From the records below, extract all the text exactly and leave the images behind.
[start of EXCERPTED DATA]
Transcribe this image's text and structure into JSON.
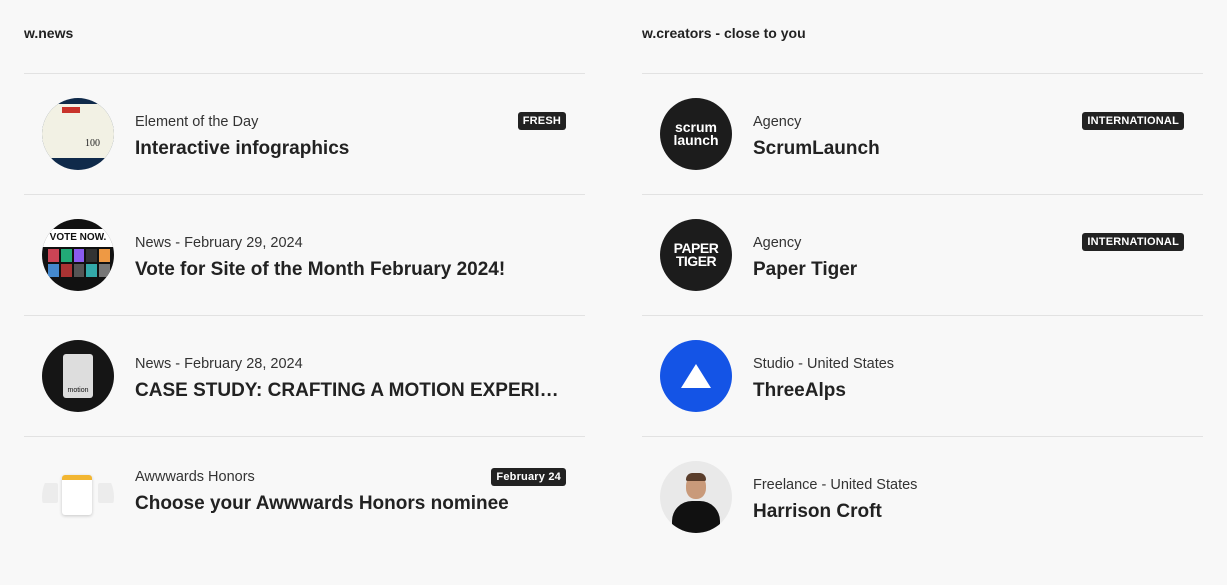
{
  "news": {
    "heading": "w.news",
    "items": [
      {
        "meta": "Element of the Day",
        "title": "Interactive infographics",
        "badge": "FRESH",
        "thumb": "infographic-thumbnail",
        "thumb_text": "100"
      },
      {
        "meta": "News - February 29, 2024",
        "title": "Vote for Site of the Month February 2024!",
        "thumb": "vote-now-thumbnail",
        "thumb_text": "VOTE NOW."
      },
      {
        "meta": "News - February 28, 2024",
        "title": "CASE STUDY: CRAFTING A MOTION EXPERIENCE",
        "thumb": "motion-book-thumbnail",
        "thumb_text": "motion"
      },
      {
        "meta": "Awwwards Honors",
        "title": "Choose your Awwwards Honors nominee",
        "badge": "February 24",
        "thumb": "honors-card-thumbnail"
      }
    ]
  },
  "creators": {
    "heading": "w.creators - close to you",
    "items": [
      {
        "meta": "Agency",
        "title": "ScrumLaunch",
        "badge": "INTERNATIONAL",
        "logo_text": "scrum launch"
      },
      {
        "meta": "Agency",
        "title": "Paper Tiger",
        "badge": "INTERNATIONAL",
        "logo_text": "PAPER TIGER"
      },
      {
        "meta": "Studio - United States",
        "title": "ThreeAlps"
      },
      {
        "meta": "Freelance - United States",
        "title": "Harrison Croft"
      }
    ]
  },
  "colors": {
    "background": "#f8f8f8",
    "text": "#222222",
    "badge": "#222222",
    "threealps_blue": "#1454e6"
  }
}
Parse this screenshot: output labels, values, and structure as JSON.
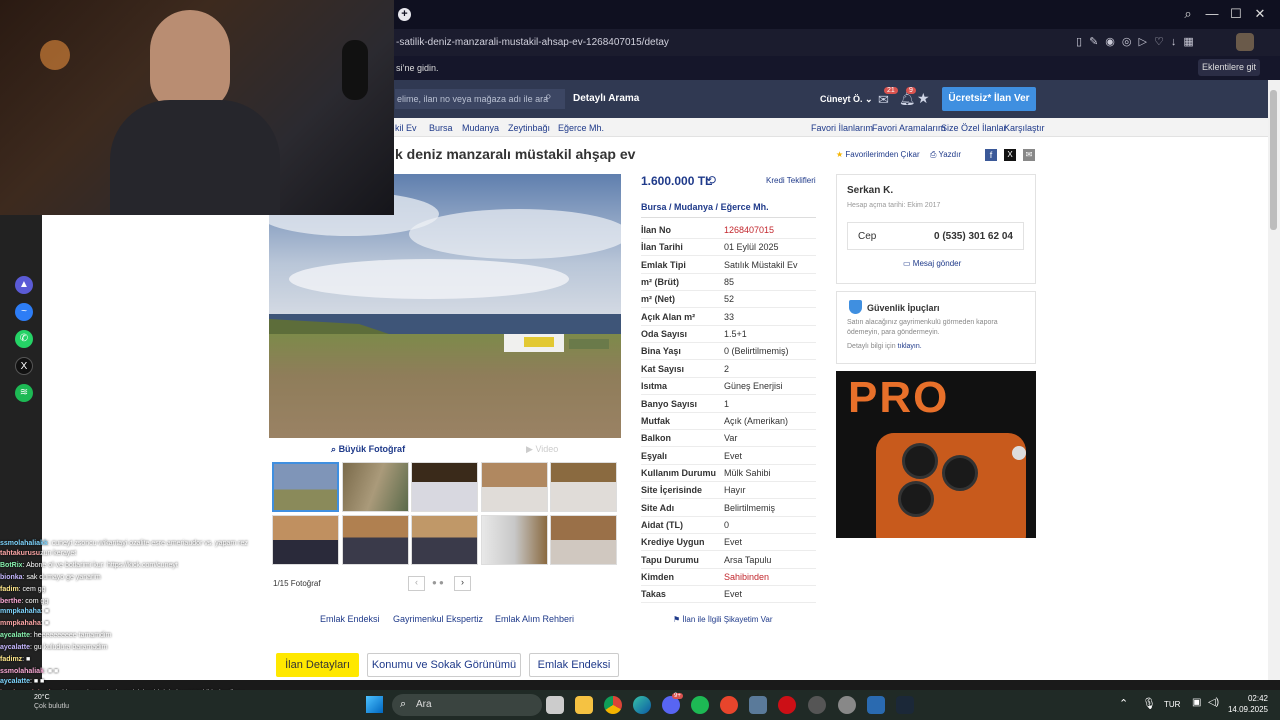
{
  "browser": {
    "url": "-satilik-deniz-manzarali-mustakil-ahsap-ev-1268407015/detay",
    "info_text": "si’ne gidin.",
    "extensions_button": "Eklentilere git"
  },
  "header": {
    "search_placeholder": "elime, ilan no veya mağaza adı ile ara",
    "detailed_search": "Detaylı Arama",
    "user_name": "Cüneyt Ö.",
    "message_badge": "21",
    "notif_badge": "9",
    "post_ad_button": "Ücretsiz* İlan Ver"
  },
  "breadcrumb": {
    "items": [
      "kil Ev",
      "Bursa",
      "Mudanya",
      "Zeytinbağı",
      "Eğerce Mh."
    ],
    "links": [
      "Favori İlanlarım",
      "Favori Aramalarım",
      "Size Özel İlanlar",
      "Karşılaştır"
    ]
  },
  "listing": {
    "title": "k deniz manzaralı müstakil ahşap ev",
    "favorite_remove": "Favorilerimden Çıkar",
    "print": "Yazdır",
    "big_photo": "Büyük Fotoğraf",
    "video": "Video",
    "photo_counter": "1/15 Fotoğraf",
    "price": "1.600.000 TL",
    "credit_offers": "Kredi Teklifleri",
    "location": [
      "Bursa",
      "Mudanya",
      "Eğerce Mh."
    ],
    "details": [
      {
        "k": "İlan No",
        "v": "1268407015"
      },
      {
        "k": "İlan Tarihi",
        "v": "01 Eylül 2025"
      },
      {
        "k": "Emlak Tipi",
        "v": "Satılık Müstakil Ev"
      },
      {
        "k": "m² (Brüt)",
        "v": "85"
      },
      {
        "k": "m² (Net)",
        "v": "52"
      },
      {
        "k": "Açık Alan m²",
        "v": "33"
      },
      {
        "k": "Oda Sayısı",
        "v": "1.5+1"
      },
      {
        "k": "Bina Yaşı",
        "v": "0 (Belirtilmemiş)"
      },
      {
        "k": "Kat Sayısı",
        "v": "2"
      },
      {
        "k": "Isıtma",
        "v": "Güneş Enerjisi"
      },
      {
        "k": "Banyo Sayısı",
        "v": "1"
      },
      {
        "k": "Mutfak",
        "v": "Açık (Amerikan)"
      },
      {
        "k": "Balkon",
        "v": "Var"
      },
      {
        "k": "Eşyalı",
        "v": "Evet"
      },
      {
        "k": "Kullanım Durumu",
        "v": "Mülk Sahibi"
      },
      {
        "k": "Site İçerisinde",
        "v": "Hayır"
      },
      {
        "k": "Site Adı",
        "v": "Belirtilmemiş"
      },
      {
        "k": "Aidat (TL)",
        "v": "0"
      },
      {
        "k": "Krediye Uygun",
        "v": "Evet"
      },
      {
        "k": "Tapu Durumu",
        "v": "Arsa Tapulu"
      },
      {
        "k": "Kimden",
        "v": "Sahibinden"
      },
      {
        "k": "Takas",
        "v": "Evet"
      }
    ],
    "id_color": "#c2272d",
    "complaint": "İlan ile İlgili Şikayetim Var",
    "footer_links": [
      "Emlak Endeksi",
      "Gayrimenkul Ekspertiz",
      "Emlak Alım Rehberi"
    ],
    "tabs": [
      "İlan Detayları",
      "Konumu ve Sokak Görünümü",
      "Emlak Endeksi"
    ]
  },
  "seller": {
    "name": "Serkan K.",
    "since": "Hesap açma tarihi: Ekim 2017",
    "phone_label": "Cep",
    "phone": "0 (535) 301 62 04",
    "message": "Mesaj gönder"
  },
  "safety": {
    "title": "Güvenlik İpuçları",
    "text": "Satın alacağınız gayrimenkulü görmeden kapora ödemeyin, para göndermeyin.",
    "more_prefix": "Detaylı bilgi için",
    "more_link": "tıklayın."
  },
  "ad": {
    "text": "PRO"
  },
  "chat": [
    {
      "u": "ssmolahaliakk",
      "m": ": cuneyt zsoncu wikantayi ozalite esre ameriaudor vs. yapam rez"
    },
    {
      "u": "tahtakurusu",
      "m": "zun kerayet"
    },
    {
      "u": "BotRix",
      "m": ": Abone ol ve botlarimi kur: https://kick.com/cuneyt"
    },
    {
      "u": "bionka",
      "m": ": sak dumayo ge yanarim"
    },
    {
      "u": "fadim",
      "m": ": cem gg"
    },
    {
      "u": "berthe",
      "m": ": com gg"
    },
    {
      "u": "mmpkahaha",
      "m": ": ■"
    },
    {
      "u": "mmpkahaha",
      "m": ": ■"
    },
    {
      "u": "aycalatte",
      "m": ": heeeeeeeeee tamamdim"
    },
    {
      "u": "aycalatte",
      "m": ": gu kuludura baramadim"
    },
    {
      "u": "fadimz",
      "m": ": ■"
    },
    {
      "u": "ssmolahaliak",
      "m": ": ■ ■"
    },
    {
      "u": "aycalatte",
      "m": ": ■ ■"
    },
    {
      "u": "bertheandcharles",
      "m": ": kim ne derse desin en iyisi şehir içinde müstakil bahçeli ev"
    },
    {
      "u": "abi",
      "m": ""
    },
    {
      "u": "bionka",
      "m": ": batırsana şimdi"
    }
  ],
  "taskbar": {
    "weather_temp": "20°C",
    "weather_text": "Çok bulutlu",
    "search": "Ara",
    "lang": "TUR",
    "time": "02:42",
    "date": "14.09.2025",
    "notif_badge": "9+"
  },
  "colors": {
    "header_bg": "#303952",
    "link": "#1f3a8a",
    "accent_blue": "#3f8fe0",
    "tab_active": "#ffe800"
  }
}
[end of EXCERPTED DATA]
◆ WORKED ANSWER:
Transcribe this image's text and structure into JSON.
{
  "news": {
    "heading": "w.news",
    "items": [
      {
        "meta": "Element of the Day",
        "title": "Interactive infographics",
        "badge": "FRESH",
        "thumb": "infographic-thumbnail",
        "thumb_text": "100"
      },
      {
        "meta": "News - February 29, 2024",
        "title": "Vote for Site of the Month February 2024!",
        "thumb": "vote-now-thumbnail",
        "thumb_text": "VOTE NOW."
      },
      {
        "meta": "News - February 28, 2024",
        "title": "CASE STUDY: CRAFTING A MOTION EXPERIENCE",
        "thumb": "motion-book-thumbnail",
        "thumb_text": "motion"
      },
      {
        "meta": "Awwwards Honors",
        "title": "Choose your Awwwards Honors nominee",
        "badge": "February 24",
        "thumb": "honors-card-thumbnail"
      }
    ]
  },
  "creators": {
    "heading": "w.creators - close to you",
    "items": [
      {
        "meta": "Agency",
        "title": "ScrumLaunch",
        "badge": "INTERNATIONAL",
        "logo_text": "scrum launch"
      },
      {
        "meta": "Agency",
        "title": "Paper Tiger",
        "badge": "INTERNATIONAL",
        "logo_text": "PAPER TIGER"
      },
      {
        "meta": "Studio - United States",
        "title": "ThreeAlps"
      },
      {
        "meta": "Freelance - United States",
        "title": "Harrison Croft"
      }
    ]
  },
  "colors": {
    "background": "#f8f8f8",
    "text": "#222222",
    "badge": "#222222",
    "threealps_blue": "#1454e6"
  }
}
Parse this screenshot: output labels, values, and structure as JSON.
{
  "browser": {
    "url": "-satilik-deniz-manzarali-mustakil-ahsap-ev-1268407015/detay",
    "info_text": "si’ne gidin.",
    "extensions_button": "Eklentilere git"
  },
  "header": {
    "search_placeholder": "elime, ilan no veya mağaza adı ile ara",
    "detailed_search": "Detaylı Arama",
    "user_name": "Cüneyt Ö.",
    "message_badge": "21",
    "notif_badge": "9",
    "post_ad_button": "Ücretsiz* İlan Ver"
  },
  "breadcrumb": {
    "items": [
      "kil Ev",
      "Bursa",
      "Mudanya",
      "Zeytinbağı",
      "Eğerce Mh."
    ],
    "links": [
      "Favori İlanlarım",
      "Favori Aramalarım",
      "Size Özel İlanlar",
      "Karşılaştır"
    ]
  },
  "listing": {
    "title": "k deniz manzaralı müstakil ahşap ev",
    "favorite_remove": "Favorilerimden Çıkar",
    "print": "Yazdır",
    "big_photo": "Büyük Fotoğraf",
    "video": "Video",
    "photo_counter": "1/15 Fotoğraf",
    "price": "1.600.000 TL",
    "credit_offers": "Kredi Teklifleri",
    "location": [
      "Bursa",
      "Mudanya",
      "Eğerce Mh."
    ],
    "details": [
      {
        "k": "İlan No",
        "v": "1268407015"
      },
      {
        "k": "İlan Tarihi",
        "v": "01 Eylül 2025"
      },
      {
        "k": "Emlak Tipi",
        "v": "Satılık Müstakil Ev"
      },
      {
        "k": "m² (Brüt)",
        "v": "85"
      },
      {
        "k": "m² (Net)",
        "v": "52"
      },
      {
        "k": "Açık Alan m²",
        "v": "33"
      },
      {
        "k": "Oda Sayısı",
        "v": "1.5+1"
      },
      {
        "k": "Bina Yaşı",
        "v": "0 (Belirtilmemiş)"
      },
      {
        "k": "Kat Sayısı",
        "v": "2"
      },
      {
        "k": "Isıtma",
        "v": "Güneş Enerjisi"
      },
      {
        "k": "Banyo Sayısı",
        "v": "1"
      },
      {
        "k": "Mutfak",
        "v": "Açık (Amerikan)"
      },
      {
        "k": "Balkon",
        "v": "Var"
      },
      {
        "k": "Eşyalı",
        "v": "Evet"
      },
      {
        "k": "Kullanım Durumu",
        "v": "Mülk Sahibi"
      },
      {
        "k": "Site İçerisinde",
        "v": "Hayır"
      },
      {
        "k": "Site Adı",
        "v": "Belirtilmemiş"
      },
      {
        "k": "Aidat (TL)",
        "v": "0"
      },
      {
        "k": "Krediye Uygun",
        "v": "Evet"
      },
      {
        "k": "Tapu Durumu",
        "v": "Arsa Tapulu"
      },
      {
        "k": "Kimden",
        "v": "Sahibinden"
      },
      {
        "k": "Takas",
        "v": "Evet"
      }
    ],
    "id_color": "#c2272d",
    "complaint": "İlan ile İlgili Şikayetim Var",
    "footer_links": [
      "Emlak Endeksi",
      "Gayrimenkul Ekspertiz",
      "Emlak Alım Rehberi"
    ],
    "tabs": [
      "İlan Detayları",
      "Konumu ve Sokak Görünümü",
      "Emlak Endeksi"
    ]
  },
  "seller": {
    "name": "Serkan K.",
    "since": "Hesap açma tarihi: Ekim 2017",
    "phone_label": "Cep",
    "phone": "0 (535) 301 62 04",
    "message": "Mesaj gönder"
  },
  "safety": {
    "title": "Güvenlik İpuçları",
    "text": "Satın alacağınız gayrimenkulü görmeden kapora ödemeyin, para göndermeyin.",
    "more_prefix": "Detaylı bilgi için",
    "more_link": "tıklayın."
  },
  "ad": {
    "text": "PRO"
  },
  "chat": [
    {
      "u": "ssmolahaliakk",
      "m": ": cuneyt zsoncu wikantayi ozalite esre ameriaudor vs. yapam rez"
    },
    {
      "u": "tahtakurusu",
      "m": "zun kerayet"
    },
    {
      "u": "BotRix",
      "m": ": Abone ol ve botlarimi kur: https://kick.com/cuneyt"
    },
    {
      "u": "bionka",
      "m": ": sak dumayo ge yanarim"
    },
    {
      "u": "fadim",
      "m": ": cem gg"
    },
    {
      "u": "berthe",
      "m": ": com gg"
    },
    {
      "u": "mmpkahaha",
      "m": ": ■"
    },
    {
      "u": "mmpkahaha",
      "m": ": ■"
    },
    {
      "u": "aycalatte",
      "m": ": heeeeeeeeee tamamdim"
    },
    {
      "u": "aycalatte",
      "m": ": gu kuludura baramadim"
    },
    {
      "u": "fadimz",
      "m": ": ■"
    },
    {
      "u": "ssmolahaliak",
      "m": ": ■ ■"
    },
    {
      "u": "aycalatte",
      "m": ": ■ ■"
    },
    {
      "u": "bertheandcharles",
      "m": ": kim ne derse desin en iyisi şehir içinde müstakil bahçeli ev"
    },
    {
      "u": "abi",
      "m": ""
    },
    {
      "u": "bionka",
      "m": ": batırsana şimdi"
    }
  ],
  "taskbar": {
    "weather_temp": "20°C",
    "weather_text": "Çok bulutlu",
    "search": "Ara",
    "lang": "TUR",
    "time": "02:42",
    "date": "14.09.2025",
    "notif_badge": "9+"
  },
  "colors": {
    "header_bg": "#303952",
    "link": "#1f3a8a",
    "accent_blue": "#3f8fe0",
    "tab_active": "#ffe800"
  }
}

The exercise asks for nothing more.